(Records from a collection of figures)
☆ ☆ ☆

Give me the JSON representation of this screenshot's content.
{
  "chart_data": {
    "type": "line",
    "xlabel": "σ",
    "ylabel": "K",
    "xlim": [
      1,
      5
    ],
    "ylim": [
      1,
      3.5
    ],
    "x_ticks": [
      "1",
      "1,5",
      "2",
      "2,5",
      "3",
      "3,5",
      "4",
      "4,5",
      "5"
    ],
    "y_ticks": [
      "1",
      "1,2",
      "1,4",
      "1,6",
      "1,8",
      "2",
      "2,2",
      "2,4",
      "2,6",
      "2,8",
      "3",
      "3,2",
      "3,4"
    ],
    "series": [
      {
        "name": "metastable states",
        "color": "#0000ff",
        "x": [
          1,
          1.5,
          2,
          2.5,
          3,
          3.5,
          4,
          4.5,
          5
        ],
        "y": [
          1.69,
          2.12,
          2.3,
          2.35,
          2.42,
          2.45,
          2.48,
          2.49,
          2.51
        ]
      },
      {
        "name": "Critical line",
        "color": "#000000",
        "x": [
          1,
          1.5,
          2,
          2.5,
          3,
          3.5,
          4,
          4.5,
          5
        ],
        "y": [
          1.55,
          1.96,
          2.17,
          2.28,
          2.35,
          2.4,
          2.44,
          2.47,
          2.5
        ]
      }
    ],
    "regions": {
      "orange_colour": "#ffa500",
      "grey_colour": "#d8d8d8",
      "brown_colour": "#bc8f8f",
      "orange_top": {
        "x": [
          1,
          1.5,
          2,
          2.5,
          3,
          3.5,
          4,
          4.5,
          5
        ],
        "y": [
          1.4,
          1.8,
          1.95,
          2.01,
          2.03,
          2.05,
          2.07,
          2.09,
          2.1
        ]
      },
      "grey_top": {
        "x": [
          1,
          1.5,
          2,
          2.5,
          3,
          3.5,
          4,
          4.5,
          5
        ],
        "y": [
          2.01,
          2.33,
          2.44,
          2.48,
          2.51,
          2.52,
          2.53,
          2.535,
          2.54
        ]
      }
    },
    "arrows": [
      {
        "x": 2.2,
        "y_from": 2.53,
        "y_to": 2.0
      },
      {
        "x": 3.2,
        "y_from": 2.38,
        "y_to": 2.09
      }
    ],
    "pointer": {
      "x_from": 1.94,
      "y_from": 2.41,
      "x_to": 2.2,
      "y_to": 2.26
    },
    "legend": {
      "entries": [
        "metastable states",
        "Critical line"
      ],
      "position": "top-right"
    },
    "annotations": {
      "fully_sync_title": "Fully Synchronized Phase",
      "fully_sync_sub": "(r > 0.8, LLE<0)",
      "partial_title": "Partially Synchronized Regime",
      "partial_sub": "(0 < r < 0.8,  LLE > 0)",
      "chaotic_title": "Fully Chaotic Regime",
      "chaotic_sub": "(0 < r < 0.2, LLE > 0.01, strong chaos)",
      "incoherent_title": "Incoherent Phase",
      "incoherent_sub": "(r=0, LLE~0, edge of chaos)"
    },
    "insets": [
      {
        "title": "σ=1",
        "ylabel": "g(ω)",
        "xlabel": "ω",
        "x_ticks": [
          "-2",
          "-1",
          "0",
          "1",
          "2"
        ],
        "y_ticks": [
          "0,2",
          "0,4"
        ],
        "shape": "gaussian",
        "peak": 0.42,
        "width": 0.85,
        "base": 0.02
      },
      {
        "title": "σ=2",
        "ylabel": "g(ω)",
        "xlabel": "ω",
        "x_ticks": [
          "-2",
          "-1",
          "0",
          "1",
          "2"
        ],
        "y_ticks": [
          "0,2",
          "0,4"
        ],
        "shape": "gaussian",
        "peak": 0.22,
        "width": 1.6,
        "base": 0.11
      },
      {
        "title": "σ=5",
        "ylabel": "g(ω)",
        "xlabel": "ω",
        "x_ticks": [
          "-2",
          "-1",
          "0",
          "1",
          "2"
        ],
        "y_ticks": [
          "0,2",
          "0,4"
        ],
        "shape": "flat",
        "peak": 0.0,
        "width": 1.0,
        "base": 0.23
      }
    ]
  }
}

☆ ☆ ☆

• **TO DO**
Repeat the records above exactly as they appear.

• **TASK SOLUTION**
Give me the JSON representation of this screenshot's content.
{
  "chart_data": {
    "type": "line",
    "xlabel": "σ",
    "ylabel": "K",
    "xlim": [
      1,
      5
    ],
    "ylim": [
      1,
      3.5
    ],
    "x_ticks": [
      "1",
      "1,5",
      "2",
      "2,5",
      "3",
      "3,5",
      "4",
      "4,5",
      "5"
    ],
    "y_ticks": [
      "1",
      "1,2",
      "1,4",
      "1,6",
      "1,8",
      "2",
      "2,2",
      "2,4",
      "2,6",
      "2,8",
      "3",
      "3,2",
      "3,4"
    ],
    "series": [
      {
        "name": "metastable states",
        "color": "#0000ff",
        "x": [
          1,
          1.5,
          2,
          2.5,
          3,
          3.5,
          4,
          4.5,
          5
        ],
        "y": [
          1.69,
          2.12,
          2.3,
          2.35,
          2.42,
          2.45,
          2.48,
          2.49,
          2.51
        ]
      },
      {
        "name": "Critical line",
        "color": "#000000",
        "x": [
          1,
          1.5,
          2,
          2.5,
          3,
          3.5,
          4,
          4.5,
          5
        ],
        "y": [
          1.55,
          1.96,
          2.17,
          2.28,
          2.35,
          2.4,
          2.44,
          2.47,
          2.5
        ]
      }
    ],
    "regions": {
      "orange_colour": "#ffa500",
      "grey_colour": "#d8d8d8",
      "brown_colour": "#bc8f8f",
      "orange_top": {
        "x": [
          1,
          1.5,
          2,
          2.5,
          3,
          3.5,
          4,
          4.5,
          5
        ],
        "y": [
          1.4,
          1.8,
          1.95,
          2.01,
          2.03,
          2.05,
          2.07,
          2.09,
          2.1
        ]
      },
      "grey_top": {
        "x": [
          1,
          1.5,
          2,
          2.5,
          3,
          3.5,
          4,
          4.5,
          5
        ],
        "y": [
          2.01,
          2.33,
          2.44,
          2.48,
          2.51,
          2.52,
          2.53,
          2.535,
          2.54
        ]
      }
    },
    "arrows": [
      {
        "x": 2.2,
        "y_from": 2.53,
        "y_to": 2.0
      },
      {
        "x": 3.2,
        "y_from": 2.38,
        "y_to": 2.09
      }
    ],
    "pointer": {
      "x_from": 1.94,
      "y_from": 2.41,
      "x_to": 2.2,
      "y_to": 2.26
    },
    "legend": {
      "entries": [
        "metastable states",
        "Critical line"
      ],
      "position": "top-right"
    },
    "annotations": {
      "fully_sync_title": "Fully Synchronized Phase",
      "fully_sync_sub": "(r > 0.8, LLE<0)",
      "partial_title": "Partially Synchronized Regime",
      "partial_sub": "(0 < r < 0.8,  LLE > 0)",
      "chaotic_title": "Fully Chaotic Regime",
      "chaotic_sub": "(0 < r < 0.2, LLE > 0.01, strong chaos)",
      "incoherent_title": "Incoherent Phase",
      "incoherent_sub": "(r=0, LLE~0, edge of chaos)"
    },
    "insets": [
      {
        "title": "σ=1",
        "ylabel": "g(ω)",
        "xlabel": "ω",
        "x_ticks": [
          "-2",
          "-1",
          "0",
          "1",
          "2"
        ],
        "y_ticks": [
          "0,2",
          "0,4"
        ],
        "shape": "gaussian",
        "peak": 0.42,
        "width": 0.85,
        "base": 0.02
      },
      {
        "title": "σ=2",
        "ylabel": "g(ω)",
        "xlabel": "ω",
        "x_ticks": [
          "-2",
          "-1",
          "0",
          "1",
          "2"
        ],
        "y_ticks": [
          "0,2",
          "0,4"
        ],
        "shape": "gaussian",
        "peak": 0.22,
        "width": 1.6,
        "base": 0.11
      },
      {
        "title": "σ=5",
        "ylabel": "g(ω)",
        "xlabel": "ω",
        "x_ticks": [
          "-2",
          "-1",
          "0",
          "1",
          "2"
        ],
        "y_ticks": [
          "0,2",
          "0,4"
        ],
        "shape": "flat",
        "peak": 0.0,
        "width": 1.0,
        "base": 0.23
      }
    ]
  }
}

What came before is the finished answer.